■ **WHAT IS EXPECTED**: Pick out the lines below that include the string "value".

■ **SUPPLIED DATA**:
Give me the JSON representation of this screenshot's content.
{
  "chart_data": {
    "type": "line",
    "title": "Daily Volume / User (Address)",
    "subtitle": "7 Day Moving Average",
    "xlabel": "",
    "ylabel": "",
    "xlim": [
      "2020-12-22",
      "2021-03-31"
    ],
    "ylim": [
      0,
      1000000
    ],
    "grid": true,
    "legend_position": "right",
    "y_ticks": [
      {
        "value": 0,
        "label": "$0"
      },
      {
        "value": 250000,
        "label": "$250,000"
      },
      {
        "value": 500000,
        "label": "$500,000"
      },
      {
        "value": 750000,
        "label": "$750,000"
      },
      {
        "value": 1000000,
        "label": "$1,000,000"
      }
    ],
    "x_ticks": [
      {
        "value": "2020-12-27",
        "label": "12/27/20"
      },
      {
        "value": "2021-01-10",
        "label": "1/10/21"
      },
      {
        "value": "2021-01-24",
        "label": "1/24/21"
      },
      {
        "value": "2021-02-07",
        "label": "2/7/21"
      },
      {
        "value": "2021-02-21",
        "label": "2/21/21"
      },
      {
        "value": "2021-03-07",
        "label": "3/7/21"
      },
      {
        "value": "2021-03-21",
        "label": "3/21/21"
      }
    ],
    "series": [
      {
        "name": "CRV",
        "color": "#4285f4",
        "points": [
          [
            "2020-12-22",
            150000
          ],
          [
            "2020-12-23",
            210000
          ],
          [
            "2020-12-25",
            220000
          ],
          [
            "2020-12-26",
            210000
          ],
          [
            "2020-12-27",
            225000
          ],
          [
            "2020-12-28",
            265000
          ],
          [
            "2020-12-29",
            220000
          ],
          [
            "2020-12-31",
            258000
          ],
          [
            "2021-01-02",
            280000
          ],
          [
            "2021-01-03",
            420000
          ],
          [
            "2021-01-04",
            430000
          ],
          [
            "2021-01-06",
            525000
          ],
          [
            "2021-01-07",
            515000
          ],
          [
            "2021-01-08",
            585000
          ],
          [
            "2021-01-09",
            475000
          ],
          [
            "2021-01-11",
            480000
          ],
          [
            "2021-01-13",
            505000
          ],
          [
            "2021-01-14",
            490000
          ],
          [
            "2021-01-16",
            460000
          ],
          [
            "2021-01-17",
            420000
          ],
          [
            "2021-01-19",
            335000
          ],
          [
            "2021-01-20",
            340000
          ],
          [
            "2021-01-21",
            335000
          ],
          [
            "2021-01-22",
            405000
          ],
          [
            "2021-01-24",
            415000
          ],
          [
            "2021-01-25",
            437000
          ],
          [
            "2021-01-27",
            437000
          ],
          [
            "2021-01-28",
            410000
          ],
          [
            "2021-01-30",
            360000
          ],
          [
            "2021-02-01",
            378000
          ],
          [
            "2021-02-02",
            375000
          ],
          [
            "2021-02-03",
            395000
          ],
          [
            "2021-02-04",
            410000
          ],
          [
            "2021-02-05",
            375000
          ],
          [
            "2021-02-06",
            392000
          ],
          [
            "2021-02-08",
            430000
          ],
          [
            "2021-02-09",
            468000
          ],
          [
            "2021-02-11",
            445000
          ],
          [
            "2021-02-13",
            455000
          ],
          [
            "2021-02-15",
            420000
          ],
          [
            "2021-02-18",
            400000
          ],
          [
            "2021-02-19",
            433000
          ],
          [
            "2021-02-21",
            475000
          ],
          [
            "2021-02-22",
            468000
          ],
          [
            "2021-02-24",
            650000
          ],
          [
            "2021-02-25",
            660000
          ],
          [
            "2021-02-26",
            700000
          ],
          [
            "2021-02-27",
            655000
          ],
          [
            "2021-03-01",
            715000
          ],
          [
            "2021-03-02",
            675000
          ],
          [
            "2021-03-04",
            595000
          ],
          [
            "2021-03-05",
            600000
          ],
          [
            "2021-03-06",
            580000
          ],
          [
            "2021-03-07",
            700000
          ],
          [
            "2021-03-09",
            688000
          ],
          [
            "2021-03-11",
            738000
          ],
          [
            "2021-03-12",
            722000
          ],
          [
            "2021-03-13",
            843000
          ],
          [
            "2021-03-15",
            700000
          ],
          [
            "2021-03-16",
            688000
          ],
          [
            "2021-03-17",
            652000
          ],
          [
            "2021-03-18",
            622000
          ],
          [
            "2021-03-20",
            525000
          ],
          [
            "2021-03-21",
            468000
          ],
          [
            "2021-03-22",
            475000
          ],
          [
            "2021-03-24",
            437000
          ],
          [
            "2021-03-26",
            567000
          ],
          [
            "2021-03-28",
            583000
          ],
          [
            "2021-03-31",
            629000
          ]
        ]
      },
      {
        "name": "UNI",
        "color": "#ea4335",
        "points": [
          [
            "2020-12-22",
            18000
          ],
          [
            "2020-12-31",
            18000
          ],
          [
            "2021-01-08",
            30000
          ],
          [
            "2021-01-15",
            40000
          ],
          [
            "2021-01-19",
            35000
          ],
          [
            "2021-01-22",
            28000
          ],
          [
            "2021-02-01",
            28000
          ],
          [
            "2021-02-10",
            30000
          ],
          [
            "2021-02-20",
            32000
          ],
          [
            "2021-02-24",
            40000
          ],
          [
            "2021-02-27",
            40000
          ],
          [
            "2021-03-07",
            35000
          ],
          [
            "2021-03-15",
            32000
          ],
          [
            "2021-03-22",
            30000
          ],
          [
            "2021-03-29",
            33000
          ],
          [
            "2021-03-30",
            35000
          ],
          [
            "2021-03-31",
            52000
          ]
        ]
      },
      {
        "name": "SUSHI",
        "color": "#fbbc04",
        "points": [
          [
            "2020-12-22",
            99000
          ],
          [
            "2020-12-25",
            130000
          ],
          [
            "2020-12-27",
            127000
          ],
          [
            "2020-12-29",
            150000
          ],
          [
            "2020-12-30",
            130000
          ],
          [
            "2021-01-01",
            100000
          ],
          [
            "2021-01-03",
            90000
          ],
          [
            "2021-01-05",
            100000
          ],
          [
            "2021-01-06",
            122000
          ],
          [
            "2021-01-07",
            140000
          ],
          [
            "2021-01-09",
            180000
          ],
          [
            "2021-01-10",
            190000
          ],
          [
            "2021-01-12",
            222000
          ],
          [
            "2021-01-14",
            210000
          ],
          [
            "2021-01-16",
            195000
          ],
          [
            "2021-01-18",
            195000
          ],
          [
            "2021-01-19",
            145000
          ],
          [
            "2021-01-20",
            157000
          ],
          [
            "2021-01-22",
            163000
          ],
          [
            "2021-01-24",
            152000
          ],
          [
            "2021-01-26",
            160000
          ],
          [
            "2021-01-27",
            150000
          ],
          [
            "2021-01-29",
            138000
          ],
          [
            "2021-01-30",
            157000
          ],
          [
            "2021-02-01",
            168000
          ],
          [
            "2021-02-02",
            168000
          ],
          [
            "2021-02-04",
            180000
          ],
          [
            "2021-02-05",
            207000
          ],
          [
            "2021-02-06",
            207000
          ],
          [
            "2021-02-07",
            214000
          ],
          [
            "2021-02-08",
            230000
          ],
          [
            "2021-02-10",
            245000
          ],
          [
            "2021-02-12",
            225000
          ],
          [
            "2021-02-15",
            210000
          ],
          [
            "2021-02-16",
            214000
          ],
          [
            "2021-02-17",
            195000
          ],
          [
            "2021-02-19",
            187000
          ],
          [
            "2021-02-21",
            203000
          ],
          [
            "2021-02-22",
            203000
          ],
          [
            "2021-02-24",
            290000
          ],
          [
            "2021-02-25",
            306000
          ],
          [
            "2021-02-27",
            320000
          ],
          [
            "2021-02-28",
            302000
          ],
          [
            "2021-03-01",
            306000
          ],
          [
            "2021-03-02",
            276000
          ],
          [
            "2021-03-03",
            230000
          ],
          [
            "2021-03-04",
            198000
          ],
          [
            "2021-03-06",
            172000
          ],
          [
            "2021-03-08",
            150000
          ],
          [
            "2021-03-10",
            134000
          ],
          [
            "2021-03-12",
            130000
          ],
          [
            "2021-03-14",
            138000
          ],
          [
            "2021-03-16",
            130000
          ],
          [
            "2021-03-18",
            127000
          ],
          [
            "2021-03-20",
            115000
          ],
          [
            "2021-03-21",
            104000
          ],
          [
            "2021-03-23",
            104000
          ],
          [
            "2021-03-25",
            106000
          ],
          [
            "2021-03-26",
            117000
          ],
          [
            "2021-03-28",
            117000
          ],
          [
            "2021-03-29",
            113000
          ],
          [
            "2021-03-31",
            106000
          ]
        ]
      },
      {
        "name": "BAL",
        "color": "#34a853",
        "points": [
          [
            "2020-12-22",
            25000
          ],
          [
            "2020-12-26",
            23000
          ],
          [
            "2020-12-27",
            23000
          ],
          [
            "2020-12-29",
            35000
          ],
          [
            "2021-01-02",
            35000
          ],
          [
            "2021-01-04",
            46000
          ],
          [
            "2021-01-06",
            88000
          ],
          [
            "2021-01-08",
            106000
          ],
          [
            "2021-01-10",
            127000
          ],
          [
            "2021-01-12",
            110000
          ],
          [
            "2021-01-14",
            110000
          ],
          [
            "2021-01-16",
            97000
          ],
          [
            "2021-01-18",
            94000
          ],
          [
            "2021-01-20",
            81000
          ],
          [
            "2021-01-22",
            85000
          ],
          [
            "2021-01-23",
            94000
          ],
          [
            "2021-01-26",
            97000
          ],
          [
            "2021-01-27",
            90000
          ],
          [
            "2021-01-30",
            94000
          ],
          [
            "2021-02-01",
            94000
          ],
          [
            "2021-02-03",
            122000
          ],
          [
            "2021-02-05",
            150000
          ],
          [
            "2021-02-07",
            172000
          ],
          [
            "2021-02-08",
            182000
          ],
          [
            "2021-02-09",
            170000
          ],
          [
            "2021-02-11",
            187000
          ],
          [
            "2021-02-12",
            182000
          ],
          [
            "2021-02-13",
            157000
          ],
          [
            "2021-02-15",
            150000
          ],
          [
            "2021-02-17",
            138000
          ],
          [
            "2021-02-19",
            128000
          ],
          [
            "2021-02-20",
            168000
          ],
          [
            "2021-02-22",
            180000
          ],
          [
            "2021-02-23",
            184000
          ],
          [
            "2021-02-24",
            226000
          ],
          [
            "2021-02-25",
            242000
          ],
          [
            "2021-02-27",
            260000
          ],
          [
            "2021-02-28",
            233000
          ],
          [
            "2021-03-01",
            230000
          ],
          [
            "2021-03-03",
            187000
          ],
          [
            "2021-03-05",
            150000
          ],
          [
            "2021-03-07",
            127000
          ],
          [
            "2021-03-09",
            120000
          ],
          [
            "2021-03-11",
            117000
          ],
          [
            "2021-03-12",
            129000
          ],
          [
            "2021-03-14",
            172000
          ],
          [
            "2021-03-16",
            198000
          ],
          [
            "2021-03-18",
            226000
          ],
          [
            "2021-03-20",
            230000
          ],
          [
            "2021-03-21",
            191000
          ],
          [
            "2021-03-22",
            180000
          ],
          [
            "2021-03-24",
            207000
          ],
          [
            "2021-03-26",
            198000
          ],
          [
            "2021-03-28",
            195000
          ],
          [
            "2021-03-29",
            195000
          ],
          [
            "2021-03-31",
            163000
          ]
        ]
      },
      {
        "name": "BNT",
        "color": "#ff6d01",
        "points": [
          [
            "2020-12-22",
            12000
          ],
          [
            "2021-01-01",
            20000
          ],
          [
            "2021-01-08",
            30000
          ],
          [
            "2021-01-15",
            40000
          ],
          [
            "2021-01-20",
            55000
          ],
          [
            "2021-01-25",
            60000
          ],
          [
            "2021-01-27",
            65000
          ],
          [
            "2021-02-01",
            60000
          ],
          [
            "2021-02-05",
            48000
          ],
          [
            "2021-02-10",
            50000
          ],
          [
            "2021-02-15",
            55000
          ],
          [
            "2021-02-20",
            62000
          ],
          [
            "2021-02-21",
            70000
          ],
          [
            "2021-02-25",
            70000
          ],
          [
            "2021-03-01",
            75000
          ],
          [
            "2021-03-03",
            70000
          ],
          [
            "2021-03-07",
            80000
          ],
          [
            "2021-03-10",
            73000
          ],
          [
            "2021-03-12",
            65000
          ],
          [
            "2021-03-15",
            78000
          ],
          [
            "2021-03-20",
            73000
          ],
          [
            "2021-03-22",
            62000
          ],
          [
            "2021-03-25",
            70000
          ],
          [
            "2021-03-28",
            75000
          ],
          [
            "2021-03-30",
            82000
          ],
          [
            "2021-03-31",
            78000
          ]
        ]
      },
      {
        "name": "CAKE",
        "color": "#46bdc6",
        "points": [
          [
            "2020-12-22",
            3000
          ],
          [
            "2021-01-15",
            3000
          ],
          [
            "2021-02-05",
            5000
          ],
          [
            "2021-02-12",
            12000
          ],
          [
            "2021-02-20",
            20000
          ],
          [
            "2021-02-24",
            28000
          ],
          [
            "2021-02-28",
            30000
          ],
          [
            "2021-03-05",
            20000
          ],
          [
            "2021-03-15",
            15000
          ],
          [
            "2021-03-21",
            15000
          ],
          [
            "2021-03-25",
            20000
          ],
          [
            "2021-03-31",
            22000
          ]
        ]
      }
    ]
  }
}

■ **COMPLETED TASK**:
        "value": 0,
        "value": 250000,
        "value": 500000,
        "value": 750000,
        "value": 1000000,
        "value": "2020-12-27",
        "value": "2021-01-10",
        "value": "2021-01-24",
        "value": "2021-02-07",
        "value": "2021-02-21",
        "value": "2021-03-07",
        "value": "2021-03-21",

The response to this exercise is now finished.